> [Supplied data]
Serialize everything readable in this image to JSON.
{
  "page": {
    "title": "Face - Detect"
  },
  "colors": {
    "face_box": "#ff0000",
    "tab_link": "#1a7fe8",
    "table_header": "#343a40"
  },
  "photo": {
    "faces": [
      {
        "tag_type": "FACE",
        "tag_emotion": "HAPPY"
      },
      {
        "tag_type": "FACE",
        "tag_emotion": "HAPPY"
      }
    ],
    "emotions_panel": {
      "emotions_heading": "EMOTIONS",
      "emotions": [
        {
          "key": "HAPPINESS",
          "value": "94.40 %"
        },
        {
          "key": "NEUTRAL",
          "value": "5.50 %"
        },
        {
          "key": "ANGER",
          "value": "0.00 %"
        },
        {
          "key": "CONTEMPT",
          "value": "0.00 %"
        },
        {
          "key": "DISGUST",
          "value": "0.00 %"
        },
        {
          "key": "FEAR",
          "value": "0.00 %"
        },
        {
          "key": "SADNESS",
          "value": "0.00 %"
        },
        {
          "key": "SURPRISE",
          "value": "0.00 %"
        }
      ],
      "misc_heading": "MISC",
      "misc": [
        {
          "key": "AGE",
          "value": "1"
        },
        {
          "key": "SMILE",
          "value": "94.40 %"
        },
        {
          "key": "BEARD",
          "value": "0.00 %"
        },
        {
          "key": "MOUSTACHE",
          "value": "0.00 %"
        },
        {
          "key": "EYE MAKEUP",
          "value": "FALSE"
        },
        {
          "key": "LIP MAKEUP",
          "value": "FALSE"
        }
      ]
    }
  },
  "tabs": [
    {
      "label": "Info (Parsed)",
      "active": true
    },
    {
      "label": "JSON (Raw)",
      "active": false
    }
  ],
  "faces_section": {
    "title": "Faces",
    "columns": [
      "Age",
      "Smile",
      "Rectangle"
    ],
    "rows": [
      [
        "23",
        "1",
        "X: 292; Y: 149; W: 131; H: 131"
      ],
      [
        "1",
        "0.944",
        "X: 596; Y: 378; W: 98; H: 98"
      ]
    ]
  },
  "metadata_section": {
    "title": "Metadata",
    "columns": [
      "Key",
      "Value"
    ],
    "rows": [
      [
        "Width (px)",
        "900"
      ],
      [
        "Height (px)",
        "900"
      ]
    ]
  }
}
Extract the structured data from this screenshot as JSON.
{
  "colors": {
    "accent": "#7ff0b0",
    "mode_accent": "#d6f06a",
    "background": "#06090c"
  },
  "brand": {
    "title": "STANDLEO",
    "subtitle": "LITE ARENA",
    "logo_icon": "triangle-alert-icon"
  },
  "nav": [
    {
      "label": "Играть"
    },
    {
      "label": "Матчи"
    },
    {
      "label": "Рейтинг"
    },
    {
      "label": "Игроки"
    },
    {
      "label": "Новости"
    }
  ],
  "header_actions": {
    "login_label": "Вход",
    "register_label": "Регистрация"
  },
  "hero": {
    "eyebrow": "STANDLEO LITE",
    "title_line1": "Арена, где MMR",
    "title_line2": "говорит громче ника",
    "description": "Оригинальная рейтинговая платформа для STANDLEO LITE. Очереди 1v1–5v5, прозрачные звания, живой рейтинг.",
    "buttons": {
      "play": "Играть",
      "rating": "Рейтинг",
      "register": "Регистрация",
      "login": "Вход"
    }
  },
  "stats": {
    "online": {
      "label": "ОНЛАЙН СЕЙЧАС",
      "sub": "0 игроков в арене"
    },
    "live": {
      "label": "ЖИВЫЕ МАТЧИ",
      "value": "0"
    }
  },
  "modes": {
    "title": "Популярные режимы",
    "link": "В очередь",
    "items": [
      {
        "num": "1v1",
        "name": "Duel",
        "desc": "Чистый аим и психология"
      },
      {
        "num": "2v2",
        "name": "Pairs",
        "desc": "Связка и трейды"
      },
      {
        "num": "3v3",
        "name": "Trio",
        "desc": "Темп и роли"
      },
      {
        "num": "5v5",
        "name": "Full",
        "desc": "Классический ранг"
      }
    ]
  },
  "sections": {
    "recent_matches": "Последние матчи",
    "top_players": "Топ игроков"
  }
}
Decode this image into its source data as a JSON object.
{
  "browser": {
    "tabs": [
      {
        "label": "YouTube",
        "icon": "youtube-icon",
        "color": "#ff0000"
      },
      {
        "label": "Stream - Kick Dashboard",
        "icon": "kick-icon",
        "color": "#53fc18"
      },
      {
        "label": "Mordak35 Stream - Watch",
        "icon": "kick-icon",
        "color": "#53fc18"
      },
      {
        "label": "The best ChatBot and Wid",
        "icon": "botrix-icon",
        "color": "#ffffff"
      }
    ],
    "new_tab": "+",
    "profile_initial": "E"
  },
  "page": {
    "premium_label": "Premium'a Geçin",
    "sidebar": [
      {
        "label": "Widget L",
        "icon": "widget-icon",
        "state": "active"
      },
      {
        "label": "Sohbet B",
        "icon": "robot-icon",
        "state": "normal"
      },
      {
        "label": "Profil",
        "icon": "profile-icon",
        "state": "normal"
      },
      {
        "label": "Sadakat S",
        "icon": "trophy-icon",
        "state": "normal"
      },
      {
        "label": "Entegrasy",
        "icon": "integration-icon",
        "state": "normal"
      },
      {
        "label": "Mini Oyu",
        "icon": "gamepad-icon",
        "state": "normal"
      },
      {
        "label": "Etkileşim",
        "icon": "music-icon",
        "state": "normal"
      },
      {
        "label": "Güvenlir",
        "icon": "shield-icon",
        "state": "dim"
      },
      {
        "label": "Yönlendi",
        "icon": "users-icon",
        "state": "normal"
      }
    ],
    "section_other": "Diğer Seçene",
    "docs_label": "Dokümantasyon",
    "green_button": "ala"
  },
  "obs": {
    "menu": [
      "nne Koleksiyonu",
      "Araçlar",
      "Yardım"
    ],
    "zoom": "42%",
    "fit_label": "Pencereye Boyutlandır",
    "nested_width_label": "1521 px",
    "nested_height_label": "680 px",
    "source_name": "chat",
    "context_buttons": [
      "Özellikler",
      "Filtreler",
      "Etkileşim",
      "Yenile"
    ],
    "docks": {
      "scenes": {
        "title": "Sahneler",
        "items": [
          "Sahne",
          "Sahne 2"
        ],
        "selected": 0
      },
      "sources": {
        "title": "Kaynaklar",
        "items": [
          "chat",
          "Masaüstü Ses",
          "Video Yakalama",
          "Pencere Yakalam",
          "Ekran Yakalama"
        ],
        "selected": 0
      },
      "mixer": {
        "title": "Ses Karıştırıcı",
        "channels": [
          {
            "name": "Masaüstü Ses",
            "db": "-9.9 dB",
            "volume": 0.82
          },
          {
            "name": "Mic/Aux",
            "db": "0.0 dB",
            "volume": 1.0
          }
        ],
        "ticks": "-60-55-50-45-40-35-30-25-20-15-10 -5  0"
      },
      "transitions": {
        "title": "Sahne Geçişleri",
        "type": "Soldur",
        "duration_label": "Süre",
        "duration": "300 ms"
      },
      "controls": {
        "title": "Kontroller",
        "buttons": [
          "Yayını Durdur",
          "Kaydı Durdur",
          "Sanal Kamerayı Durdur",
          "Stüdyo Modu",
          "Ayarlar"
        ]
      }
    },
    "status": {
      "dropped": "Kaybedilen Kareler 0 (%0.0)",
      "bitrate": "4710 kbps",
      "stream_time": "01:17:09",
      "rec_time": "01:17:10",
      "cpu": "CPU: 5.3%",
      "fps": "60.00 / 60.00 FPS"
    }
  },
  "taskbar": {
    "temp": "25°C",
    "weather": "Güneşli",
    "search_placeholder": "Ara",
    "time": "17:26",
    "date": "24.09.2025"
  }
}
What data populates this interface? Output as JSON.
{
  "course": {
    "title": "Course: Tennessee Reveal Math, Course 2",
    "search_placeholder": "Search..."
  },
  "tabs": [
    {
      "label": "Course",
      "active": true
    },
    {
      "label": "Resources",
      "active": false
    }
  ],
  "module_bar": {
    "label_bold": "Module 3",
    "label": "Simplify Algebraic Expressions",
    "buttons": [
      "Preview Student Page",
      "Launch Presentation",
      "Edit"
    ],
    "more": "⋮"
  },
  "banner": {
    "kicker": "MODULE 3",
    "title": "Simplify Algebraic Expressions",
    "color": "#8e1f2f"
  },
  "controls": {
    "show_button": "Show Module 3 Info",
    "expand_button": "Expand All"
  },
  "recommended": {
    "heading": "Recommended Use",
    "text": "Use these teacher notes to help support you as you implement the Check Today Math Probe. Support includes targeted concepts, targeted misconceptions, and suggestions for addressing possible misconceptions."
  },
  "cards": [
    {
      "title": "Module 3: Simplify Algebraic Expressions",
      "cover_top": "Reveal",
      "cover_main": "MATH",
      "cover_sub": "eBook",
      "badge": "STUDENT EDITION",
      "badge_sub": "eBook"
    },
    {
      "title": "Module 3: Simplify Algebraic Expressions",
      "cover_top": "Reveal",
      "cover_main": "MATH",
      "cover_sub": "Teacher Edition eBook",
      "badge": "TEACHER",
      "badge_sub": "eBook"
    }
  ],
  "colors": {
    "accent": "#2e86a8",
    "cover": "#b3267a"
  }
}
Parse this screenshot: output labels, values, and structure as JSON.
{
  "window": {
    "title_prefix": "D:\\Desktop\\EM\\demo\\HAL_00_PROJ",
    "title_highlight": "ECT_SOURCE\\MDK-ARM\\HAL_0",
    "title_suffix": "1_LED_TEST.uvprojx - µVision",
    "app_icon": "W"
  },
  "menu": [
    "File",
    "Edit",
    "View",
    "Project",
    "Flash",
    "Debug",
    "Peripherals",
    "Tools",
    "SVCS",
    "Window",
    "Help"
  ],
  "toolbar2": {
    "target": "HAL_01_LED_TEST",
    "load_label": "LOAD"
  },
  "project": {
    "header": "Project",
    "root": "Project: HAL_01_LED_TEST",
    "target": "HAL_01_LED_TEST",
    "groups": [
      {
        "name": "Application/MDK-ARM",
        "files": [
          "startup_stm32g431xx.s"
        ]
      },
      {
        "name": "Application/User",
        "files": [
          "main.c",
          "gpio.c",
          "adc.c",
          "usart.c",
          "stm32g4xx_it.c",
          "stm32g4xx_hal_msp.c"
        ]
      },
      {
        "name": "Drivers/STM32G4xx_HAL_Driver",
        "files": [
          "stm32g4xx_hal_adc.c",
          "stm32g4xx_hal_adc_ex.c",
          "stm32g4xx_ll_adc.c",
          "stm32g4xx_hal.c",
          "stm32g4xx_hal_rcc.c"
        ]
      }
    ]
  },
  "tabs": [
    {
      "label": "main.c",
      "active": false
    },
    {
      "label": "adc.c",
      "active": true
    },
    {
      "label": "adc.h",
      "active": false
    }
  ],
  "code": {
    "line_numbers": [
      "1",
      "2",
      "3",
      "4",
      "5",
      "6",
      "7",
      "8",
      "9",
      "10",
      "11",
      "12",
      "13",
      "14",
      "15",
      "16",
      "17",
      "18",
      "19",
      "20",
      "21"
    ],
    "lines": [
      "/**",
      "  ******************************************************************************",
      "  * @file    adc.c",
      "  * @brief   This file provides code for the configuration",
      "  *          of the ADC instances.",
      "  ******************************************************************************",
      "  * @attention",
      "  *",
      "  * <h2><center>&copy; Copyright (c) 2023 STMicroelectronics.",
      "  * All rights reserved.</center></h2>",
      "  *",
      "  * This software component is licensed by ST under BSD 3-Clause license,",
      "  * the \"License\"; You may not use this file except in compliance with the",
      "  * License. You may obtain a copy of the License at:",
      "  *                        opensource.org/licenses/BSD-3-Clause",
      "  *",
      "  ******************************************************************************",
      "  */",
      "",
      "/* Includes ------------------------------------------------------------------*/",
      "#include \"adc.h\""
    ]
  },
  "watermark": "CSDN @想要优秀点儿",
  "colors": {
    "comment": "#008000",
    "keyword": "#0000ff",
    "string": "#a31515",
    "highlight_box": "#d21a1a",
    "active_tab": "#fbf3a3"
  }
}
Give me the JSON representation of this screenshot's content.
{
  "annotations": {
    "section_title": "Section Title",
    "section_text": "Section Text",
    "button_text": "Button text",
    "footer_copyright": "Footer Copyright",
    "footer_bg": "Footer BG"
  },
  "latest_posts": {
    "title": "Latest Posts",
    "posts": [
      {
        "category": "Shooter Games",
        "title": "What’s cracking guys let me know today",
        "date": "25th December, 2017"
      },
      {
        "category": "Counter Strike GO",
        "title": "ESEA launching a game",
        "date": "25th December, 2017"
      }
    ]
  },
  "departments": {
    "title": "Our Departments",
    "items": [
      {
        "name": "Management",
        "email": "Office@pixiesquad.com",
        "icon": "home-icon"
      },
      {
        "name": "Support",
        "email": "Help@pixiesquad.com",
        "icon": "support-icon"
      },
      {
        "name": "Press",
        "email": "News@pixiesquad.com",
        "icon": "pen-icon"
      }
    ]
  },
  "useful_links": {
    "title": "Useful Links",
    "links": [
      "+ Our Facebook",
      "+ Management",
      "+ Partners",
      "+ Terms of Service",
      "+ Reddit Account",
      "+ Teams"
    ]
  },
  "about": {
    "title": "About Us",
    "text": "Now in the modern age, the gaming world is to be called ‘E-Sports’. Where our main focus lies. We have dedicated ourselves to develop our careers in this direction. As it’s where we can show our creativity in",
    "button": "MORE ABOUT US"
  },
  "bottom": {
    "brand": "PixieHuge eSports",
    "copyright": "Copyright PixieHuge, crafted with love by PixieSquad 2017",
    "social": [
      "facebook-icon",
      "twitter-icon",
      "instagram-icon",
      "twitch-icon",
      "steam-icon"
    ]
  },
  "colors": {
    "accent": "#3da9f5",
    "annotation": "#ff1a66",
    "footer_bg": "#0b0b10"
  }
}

> [Written request] Say the number of lines in the listing that hold "LITE", with no added words.

> [Answer to the exercise] 3